-- Start DATA SHOWN --
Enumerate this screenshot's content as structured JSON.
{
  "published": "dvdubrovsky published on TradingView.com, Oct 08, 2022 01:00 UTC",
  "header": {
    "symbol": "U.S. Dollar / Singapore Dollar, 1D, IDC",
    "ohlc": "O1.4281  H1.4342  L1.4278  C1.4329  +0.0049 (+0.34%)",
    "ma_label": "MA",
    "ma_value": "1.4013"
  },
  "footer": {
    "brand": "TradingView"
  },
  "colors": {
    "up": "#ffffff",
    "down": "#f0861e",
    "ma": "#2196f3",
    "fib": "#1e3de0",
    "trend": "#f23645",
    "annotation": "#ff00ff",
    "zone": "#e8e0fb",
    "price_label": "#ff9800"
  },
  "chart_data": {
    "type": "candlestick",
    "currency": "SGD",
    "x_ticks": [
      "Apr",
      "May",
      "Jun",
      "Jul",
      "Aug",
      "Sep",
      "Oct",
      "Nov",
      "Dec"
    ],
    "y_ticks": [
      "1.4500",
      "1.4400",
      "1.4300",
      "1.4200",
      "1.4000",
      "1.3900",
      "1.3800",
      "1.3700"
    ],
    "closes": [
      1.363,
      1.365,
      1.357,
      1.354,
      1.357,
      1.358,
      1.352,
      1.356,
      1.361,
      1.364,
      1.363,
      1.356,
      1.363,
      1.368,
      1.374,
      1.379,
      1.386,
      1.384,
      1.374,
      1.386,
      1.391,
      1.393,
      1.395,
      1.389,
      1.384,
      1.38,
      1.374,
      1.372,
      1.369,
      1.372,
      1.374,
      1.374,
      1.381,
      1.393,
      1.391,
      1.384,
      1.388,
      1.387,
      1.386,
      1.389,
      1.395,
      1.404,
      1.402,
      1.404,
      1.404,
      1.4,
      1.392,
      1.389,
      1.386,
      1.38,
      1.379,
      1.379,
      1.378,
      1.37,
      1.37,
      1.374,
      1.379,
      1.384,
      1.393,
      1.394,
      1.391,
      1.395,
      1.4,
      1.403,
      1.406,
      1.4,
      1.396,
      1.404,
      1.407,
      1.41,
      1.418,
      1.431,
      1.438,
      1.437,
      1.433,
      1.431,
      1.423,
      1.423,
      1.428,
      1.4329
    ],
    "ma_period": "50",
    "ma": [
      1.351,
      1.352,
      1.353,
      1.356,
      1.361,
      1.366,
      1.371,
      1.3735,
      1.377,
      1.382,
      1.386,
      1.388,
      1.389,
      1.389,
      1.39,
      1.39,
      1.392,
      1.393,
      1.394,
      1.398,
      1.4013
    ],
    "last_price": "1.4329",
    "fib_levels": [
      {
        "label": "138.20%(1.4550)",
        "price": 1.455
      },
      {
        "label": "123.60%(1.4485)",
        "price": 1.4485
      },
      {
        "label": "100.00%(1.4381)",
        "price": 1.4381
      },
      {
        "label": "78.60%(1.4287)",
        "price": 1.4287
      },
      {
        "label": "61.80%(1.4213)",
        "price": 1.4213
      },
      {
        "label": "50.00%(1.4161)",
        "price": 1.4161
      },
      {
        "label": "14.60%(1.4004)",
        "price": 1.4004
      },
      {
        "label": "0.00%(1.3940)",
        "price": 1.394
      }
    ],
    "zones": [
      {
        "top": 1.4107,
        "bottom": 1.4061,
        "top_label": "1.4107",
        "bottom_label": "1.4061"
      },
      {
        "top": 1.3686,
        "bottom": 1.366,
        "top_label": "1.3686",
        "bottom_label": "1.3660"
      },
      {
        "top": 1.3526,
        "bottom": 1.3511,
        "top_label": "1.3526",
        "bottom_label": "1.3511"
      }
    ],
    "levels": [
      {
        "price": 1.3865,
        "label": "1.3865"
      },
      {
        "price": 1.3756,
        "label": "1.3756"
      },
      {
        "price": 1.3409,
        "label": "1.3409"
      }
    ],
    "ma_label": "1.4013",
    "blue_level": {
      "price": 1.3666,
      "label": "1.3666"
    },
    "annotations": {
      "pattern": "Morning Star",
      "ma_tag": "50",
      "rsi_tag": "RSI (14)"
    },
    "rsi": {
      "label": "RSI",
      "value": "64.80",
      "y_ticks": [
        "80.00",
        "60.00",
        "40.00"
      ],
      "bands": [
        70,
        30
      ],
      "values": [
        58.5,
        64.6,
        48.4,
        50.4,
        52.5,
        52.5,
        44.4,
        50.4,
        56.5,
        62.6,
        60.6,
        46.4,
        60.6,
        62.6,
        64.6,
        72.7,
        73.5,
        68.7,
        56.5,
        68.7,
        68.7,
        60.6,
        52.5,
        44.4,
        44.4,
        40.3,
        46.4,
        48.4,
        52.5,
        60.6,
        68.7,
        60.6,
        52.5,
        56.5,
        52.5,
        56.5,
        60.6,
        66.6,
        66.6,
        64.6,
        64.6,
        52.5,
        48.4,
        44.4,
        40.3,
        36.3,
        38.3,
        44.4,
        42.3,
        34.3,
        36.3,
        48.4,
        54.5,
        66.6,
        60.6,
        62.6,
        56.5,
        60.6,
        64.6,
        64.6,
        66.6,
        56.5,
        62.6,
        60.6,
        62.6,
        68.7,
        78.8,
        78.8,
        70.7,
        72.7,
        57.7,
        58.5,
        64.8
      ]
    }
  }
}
-- End DATA SHOWN --
WHAT YOU NEED TO DO: Return the listing above in its exact form.

IN RESPONSE:
Enumerate this screenshot's content as structured JSON.
{
  "published": "dvdubrovsky published on TradingView.com, Oct 08, 2022 01:00 UTC",
  "header": {
    "symbol": "U.S. Dollar / Singapore Dollar, 1D, IDC",
    "ohlc": "O1.4281  H1.4342  L1.4278  C1.4329  +0.0049 (+0.34%)",
    "ma_label": "MA",
    "ma_value": "1.4013"
  },
  "footer": {
    "brand": "TradingView"
  },
  "colors": {
    "up": "#ffffff",
    "down": "#f0861e",
    "ma": "#2196f3",
    "fib": "#1e3de0",
    "trend": "#f23645",
    "annotation": "#ff00ff",
    "zone": "#e8e0fb",
    "price_label": "#ff9800"
  },
  "chart_data": {
    "type": "candlestick",
    "currency": "SGD",
    "x_ticks": [
      "Apr",
      "May",
      "Jun",
      "Jul",
      "Aug",
      "Sep",
      "Oct",
      "Nov",
      "Dec"
    ],
    "y_ticks": [
      "1.4500",
      "1.4400",
      "1.4300",
      "1.4200",
      "1.4000",
      "1.3900",
      "1.3800",
      "1.3700"
    ],
    "closes": [
      1.363,
      1.365,
      1.357,
      1.354,
      1.357,
      1.358,
      1.352,
      1.356,
      1.361,
      1.364,
      1.363,
      1.356,
      1.363,
      1.368,
      1.374,
      1.379,
      1.386,
      1.384,
      1.374,
      1.386,
      1.391,
      1.393,
      1.395,
      1.389,
      1.384,
      1.38,
      1.374,
      1.372,
      1.369,
      1.372,
      1.374,
      1.374,
      1.381,
      1.393,
      1.391,
      1.384,
      1.388,
      1.387,
      1.386,
      1.389,
      1.395,
      1.404,
      1.402,
      1.404,
      1.404,
      1.4,
      1.392,
      1.389,
      1.386,
      1.38,
      1.379,
      1.379,
      1.378,
      1.37,
      1.37,
      1.374,
      1.379,
      1.384,
      1.393,
      1.394,
      1.391,
      1.395,
      1.4,
      1.403,
      1.406,
      1.4,
      1.396,
      1.404,
      1.407,
      1.41,
      1.418,
      1.431,
      1.438,
      1.437,
      1.433,
      1.431,
      1.423,
      1.423,
      1.428,
      1.4329
    ],
    "ma_period": "50",
    "ma": [
      1.351,
      1.352,
      1.353,
      1.356,
      1.361,
      1.366,
      1.371,
      1.3735,
      1.377,
      1.382,
      1.386,
      1.388,
      1.389,
      1.389,
      1.39,
      1.39,
      1.392,
      1.393,
      1.394,
      1.398,
      1.4013
    ],
    "last_price": "1.4329",
    "fib_levels": [
      {
        "label": "138.20%(1.4550)",
        "price": 1.455
      },
      {
        "label": "123.60%(1.4485)",
        "price": 1.4485
      },
      {
        "label": "100.00%(1.4381)",
        "price": 1.4381
      },
      {
        "label": "78.60%(1.4287)",
        "price": 1.4287
      },
      {
        "label": "61.80%(1.4213)",
        "price": 1.4213
      },
      {
        "label": "50.00%(1.4161)",
        "price": 1.4161
      },
      {
        "label": "14.60%(1.4004)",
        "price": 1.4004
      },
      {
        "label": "0.00%(1.3940)",
        "price": 1.394
      }
    ],
    "zones": [
      {
        "top": 1.4107,
        "bottom": 1.4061,
        "top_label": "1.4107",
        "bottom_label": "1.4061"
      },
      {
        "top": 1.3686,
        "bottom": 1.366,
        "top_label": "1.3686",
        "bottom_label": "1.3660"
      },
      {
        "top": 1.3526,
        "bottom": 1.3511,
        "top_label": "1.3526",
        "bottom_label": "1.3511"
      }
    ],
    "levels": [
      {
        "price": 1.3865,
        "label": "1.3865"
      },
      {
        "price": 1.3756,
        "label": "1.3756"
      },
      {
        "price": 1.3409,
        "label": "1.3409"
      }
    ],
    "ma_label": "1.4013",
    "blue_level": {
      "price": 1.3666,
      "label": "1.3666"
    },
    "annotations": {
      "pattern": "Morning Star",
      "ma_tag": "50",
      "rsi_tag": "RSI (14)"
    },
    "rsi": {
      "label": "RSI",
      "value": "64.80",
      "y_ticks": [
        "80.00",
        "60.00",
        "40.00"
      ],
      "bands": [
        70,
        30
      ],
      "values": [
        58.5,
        64.6,
        48.4,
        50.4,
        52.5,
        52.5,
        44.4,
        50.4,
        56.5,
        62.6,
        60.6,
        46.4,
        60.6,
        62.6,
        64.6,
        72.7,
        73.5,
        68.7,
        56.5,
        68.7,
        68.7,
        60.6,
        52.5,
        44.4,
        44.4,
        40.3,
        46.4,
        48.4,
        52.5,
        60.6,
        68.7,
        60.6,
        52.5,
        56.5,
        52.5,
        56.5,
        60.6,
        66.6,
        66.6,
        64.6,
        64.6,
        52.5,
        48.4,
        44.4,
        40.3,
        36.3,
        38.3,
        44.4,
        42.3,
        34.3,
        36.3,
        48.4,
        54.5,
        66.6,
        60.6,
        62.6,
        56.5,
        60.6,
        64.6,
        64.6,
        66.6,
        56.5,
        62.6,
        60.6,
        62.6,
        68.7,
        78.8,
        78.8,
        70.7,
        72.7,
        57.7,
        58.5,
        64.8
      ]
    }
  }
}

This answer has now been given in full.